┏━━

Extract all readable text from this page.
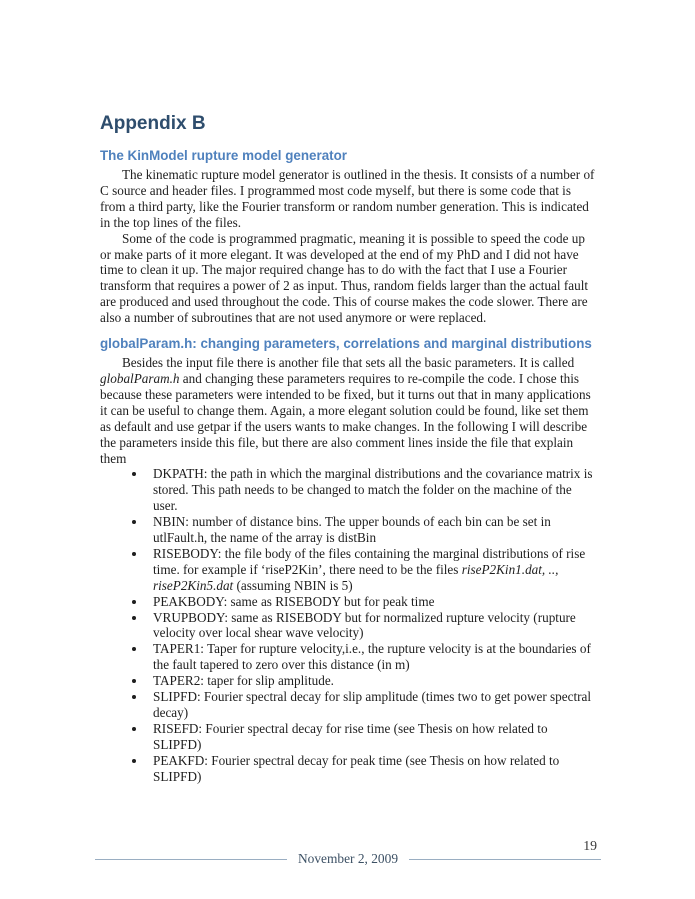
Appendix B
The KinModel rupture model generator

The kinematic rupture model generator is outlined in the thesis. It consists of a number of C source and header files. I programmed most code myself, but there is some code that is from a third party, like the Fourier transform or random number generation. This is indicated in the top lines of the files.

Some of the code is programmed pragmatic, meaning it is possible to speed the code up or make parts of it more elegant. It was developed at the end of my PhD and I did not have time to clean it up. The major required change has to do with the fact that I use a Fourier transform that requires a power of 2 as input. Thus, random fields larger than the actual fault are produced and used throughout the code. This of course makes the code slower. There are also a number of subroutines that are not used anymore or were replaced.

globalParam.h: changing parameters, correlations and marginal distributions

Besides the input file there is another file that sets all the basic parameters. It is called globalParam.h and changing these parameters requires to re-compile the code. I chose this because these parameters were intended to be fixed, but it turns out that in many applications it can be useful to change them. Again, a more elegant solution could be found, like set them as default and use getpar if the users wants to make changes. In the following I will describe the parameters inside this file, but there are also comment lines inside the file that explain them

• DKPATH: the path in which the marginal distributions and the covariance matrix is stored. This path needs to be changed to match the folder on the machine of the user.
• NBIN: number of distance bins. The upper bounds of each bin can be set in utlFault.h, the name of the array is distBin
• RISEBODY: the file body of the files containing the marginal distributions of rise time. for example if ‘riseP2Kin’, there need to be the files riseP2Kin1.dat, .., riseP2Kin5.dat (assuming NBIN is 5)
• PEAKBODY: same as RISEBODY but for peak time
• VRUPBODY: same as RISEBODY but for normalized rupture velocity (rupture velocity over local shear wave velocity)
• TAPER1: Taper for rupture velocity,i.e., the rupture velocity is at the boundaries of the fault tapered to zero over this distance (in m)
• TAPER2: taper for slip amplitude.
• SLIPFD: Fourier spectral decay for slip amplitude (times two to get power spectral decay)
• RISEFD: Fourier spectral decay for rise time (see Thesis on how related to SLIPFD)
• PEAKFD: Fourier spectral decay for peak time (see Thesis on how related to SLIPFD)
19
November 2, 2009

┗━━

*Work to complete*
The data should be printed again unchanged; leave its pictures out.

*Complete output*
Extract all readable text from this page.
Appendix B
The KinModel rupture model generator

The kinematic rupture model generator is outlined in the thesis. It consists of a number of C source and header files. I programmed most code myself, but there is some code that is from a third party, like the Fourier transform or random number generation. This is indicated in the top lines of the files.

Some of the code is programmed pragmatic, meaning it is possible to speed the code up or make parts of it more elegant. It was developed at the end of my PhD and I did not have time to clean it up. The major required change has to do with the fact that I use a Fourier transform that requires a power of 2 as input. Thus, random fields larger than the actual fault are produced and used throughout the code. This of course makes the code slower. There are also a number of subroutines that are not used anymore or were replaced.

globalParam.h: changing parameters, correlations and marginal distributions

Besides the input file there is another file that sets all the basic parameters. It is called globalParam.h and changing these parameters requires to re-compile the code. I chose this because these parameters were intended to be fixed, but it turns out that in many applications it can be useful to change them. Again, a more elegant solution could be found, like set them as default and use getpar if the users wants to make changes. In the following I will describe the parameters inside this file, but there are also comment lines inside the file that explain them

• DKPATH: the path in which the marginal distributions and the covariance matrix is stored. This path needs to be changed to match the folder on the machine of the user.
• NBIN: number of distance bins. The upper bounds of each bin can be set in utlFault.h, the name of the array is distBin
• RISEBODY: the file body of the files containing the marginal distributions of rise time. for example if ‘riseP2Kin’, there need to be the files riseP2Kin1.dat, .., riseP2Kin5.dat (assuming NBIN is 5)
• PEAKBODY: same as RISEBODY but for peak time
• VRUPBODY: same as RISEBODY but for normalized rupture velocity (rupture velocity over local shear wave velocity)
• TAPER1: Taper for rupture velocity,i.e., the rupture velocity is at the boundaries of the fault tapered to zero over this distance (in m)
• TAPER2: taper for slip amplitude.
• SLIPFD: Fourier spectral decay for slip amplitude (times two to get power spectral decay)
• RISEFD: Fourier spectral decay for rise time (see Thesis on how related to SLIPFD)
• PEAKFD: Fourier spectral decay for peak time (see Thesis on how related to SLIPFD)
19
November 2, 2009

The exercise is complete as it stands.